Set problem: Reproduce all of the material exactly as shown.

Exercise materials:
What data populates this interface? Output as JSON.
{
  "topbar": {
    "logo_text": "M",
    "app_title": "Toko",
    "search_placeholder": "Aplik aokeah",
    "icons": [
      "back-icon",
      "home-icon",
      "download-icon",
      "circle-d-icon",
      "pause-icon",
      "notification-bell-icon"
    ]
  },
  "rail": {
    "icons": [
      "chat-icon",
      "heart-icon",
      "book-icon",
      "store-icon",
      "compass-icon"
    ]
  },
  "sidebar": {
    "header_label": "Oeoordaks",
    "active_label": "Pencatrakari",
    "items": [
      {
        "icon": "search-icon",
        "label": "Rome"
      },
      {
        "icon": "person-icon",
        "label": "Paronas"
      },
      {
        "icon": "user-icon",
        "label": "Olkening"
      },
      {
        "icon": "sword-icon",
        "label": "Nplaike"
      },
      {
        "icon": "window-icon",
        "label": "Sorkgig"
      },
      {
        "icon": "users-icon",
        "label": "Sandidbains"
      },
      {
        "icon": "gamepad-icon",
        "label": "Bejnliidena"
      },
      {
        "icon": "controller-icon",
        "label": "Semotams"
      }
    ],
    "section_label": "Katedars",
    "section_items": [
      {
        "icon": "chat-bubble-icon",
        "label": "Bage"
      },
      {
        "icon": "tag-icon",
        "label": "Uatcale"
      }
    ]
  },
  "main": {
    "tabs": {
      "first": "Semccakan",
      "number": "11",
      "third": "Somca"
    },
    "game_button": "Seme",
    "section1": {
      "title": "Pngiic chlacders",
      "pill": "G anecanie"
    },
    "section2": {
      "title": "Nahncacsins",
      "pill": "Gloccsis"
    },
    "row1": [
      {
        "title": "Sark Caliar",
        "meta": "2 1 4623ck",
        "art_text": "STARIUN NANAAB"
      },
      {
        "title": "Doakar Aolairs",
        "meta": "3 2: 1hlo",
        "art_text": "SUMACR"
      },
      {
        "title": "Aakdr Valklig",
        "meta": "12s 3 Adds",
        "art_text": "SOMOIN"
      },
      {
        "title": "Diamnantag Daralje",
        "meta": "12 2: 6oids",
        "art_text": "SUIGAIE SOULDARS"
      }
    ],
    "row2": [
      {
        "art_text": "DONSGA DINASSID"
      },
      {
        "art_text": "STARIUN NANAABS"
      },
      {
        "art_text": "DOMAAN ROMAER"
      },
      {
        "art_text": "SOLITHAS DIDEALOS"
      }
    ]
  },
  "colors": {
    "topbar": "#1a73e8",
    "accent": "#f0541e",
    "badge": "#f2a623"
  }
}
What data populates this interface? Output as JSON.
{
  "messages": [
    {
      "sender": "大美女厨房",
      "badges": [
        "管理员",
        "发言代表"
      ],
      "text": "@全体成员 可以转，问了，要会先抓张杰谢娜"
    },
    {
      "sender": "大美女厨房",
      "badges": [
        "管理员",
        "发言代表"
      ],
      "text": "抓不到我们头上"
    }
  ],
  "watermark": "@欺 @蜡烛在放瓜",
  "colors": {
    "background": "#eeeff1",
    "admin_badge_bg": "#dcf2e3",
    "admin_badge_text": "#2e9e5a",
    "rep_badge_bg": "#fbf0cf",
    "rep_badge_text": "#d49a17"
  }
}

Result of the exercise:
What data populates this interface? Output as JSON.
{
  "topbar": {
    "logo_text": "M",
    "app_title": "Toko",
    "search_placeholder": "Aplik aokeah",
    "icons": [
      "back-icon",
      "home-icon",
      "download-icon",
      "circle-d-icon",
      "pause-icon",
      "notification-bell-icon"
    ]
  },
  "rail": {
    "icons": [
      "chat-icon",
      "heart-icon",
      "book-icon",
      "store-icon",
      "compass-icon"
    ]
  },
  "sidebar": {
    "header_label": "Oeoordaks",
    "active_label": "Pencatrakari",
    "items": [
      {
        "icon": "search-icon",
        "label": "Rome"
      },
      {
        "icon": "person-icon",
        "label": "Paronas"
      },
      {
        "icon": "user-icon",
        "label": "Olkening"
      },
      {
        "icon": "sword-icon",
        "label": "Nplaike"
      },
      {
        "icon": "window-icon",
        "label": "Sorkgig"
      },
      {
        "icon": "users-icon",
        "label": "Sandidbains"
      },
      {
        "icon": "gamepad-icon",
        "label": "Bejnliidena"
      },
      {
        "icon": "controller-icon",
        "label": "Semotams"
      }
    ],
    "section_label": "Katedars",
    "section_items": [
      {
        "icon": "chat-bubble-icon",
        "label": "Bage"
      },
      {
        "icon": "tag-icon",
        "label": "Uatcale"
      }
    ]
  },
  "main": {
    "tabs": {
      "first": "Semccakan",
      "number": "11",
      "third": "Somca"
    },
    "game_button": "Seme",
    "section1": {
      "title": "Pngiic chlacders",
      "pill": "G anecanie"
    },
    "section2": {
      "title": "Nahncacsins",
      "pill": "Gloccsis"
    },
    "row1": [
      {
        "title": "Sark Caliar",
        "meta": "2 1 4623ck",
        "art_text": "STARIUN NANAAB"
      },
      {
        "title": "Doakar Aolairs",
        "meta": "3 2: 1hlo",
        "art_text": "SUMACR"
      },
      {
        "title": "Aakdr Valklig",
        "meta": "12s 3 Adds",
        "art_text": "SOMOIN"
      },
      {
        "title": "Diamnantag Daralje",
        "meta": "12 2: 6oids",
        "art_text": "SUIGAIE SOULDARS"
      }
    ],
    "row2": [
      {
        "art_text": "DONSGA DINASSID"
      },
      {
        "art_text": "STARIUN NANAABS"
      },
      {
        "art_text": "DOMAAN ROMAER"
      },
      {
        "art_text": "SOLITHAS DIDEALOS"
      }
    ]
  },
  "colors": {
    "topbar": "#1a73e8",
    "accent": "#f0541e",
    "badge": "#f2a623"
  }
}
What data populates this interface? Output as JSON.
{
  "messages": [
    {
      "sender": "大美女厨房",
      "badges": [
        "管理员",
        "发言代表"
      ],
      "text": "@全体成员 可以转，问了，要会先抓张杰谢娜"
    },
    {
      "sender": "大美女厨房",
      "badges": [
        "管理员",
        "发言代表"
      ],
      "text": "抓不到我们头上"
    }
  ],
  "watermark": "@欺 @蜡烛在放瓜",
  "colors": {
    "background": "#eeeff1",
    "admin_badge_bg": "#dcf2e3",
    "admin_badge_text": "#2e9e5a",
    "rep_badge_bg": "#fbf0cf",
    "rep_badge_text": "#d49a17"
  }
}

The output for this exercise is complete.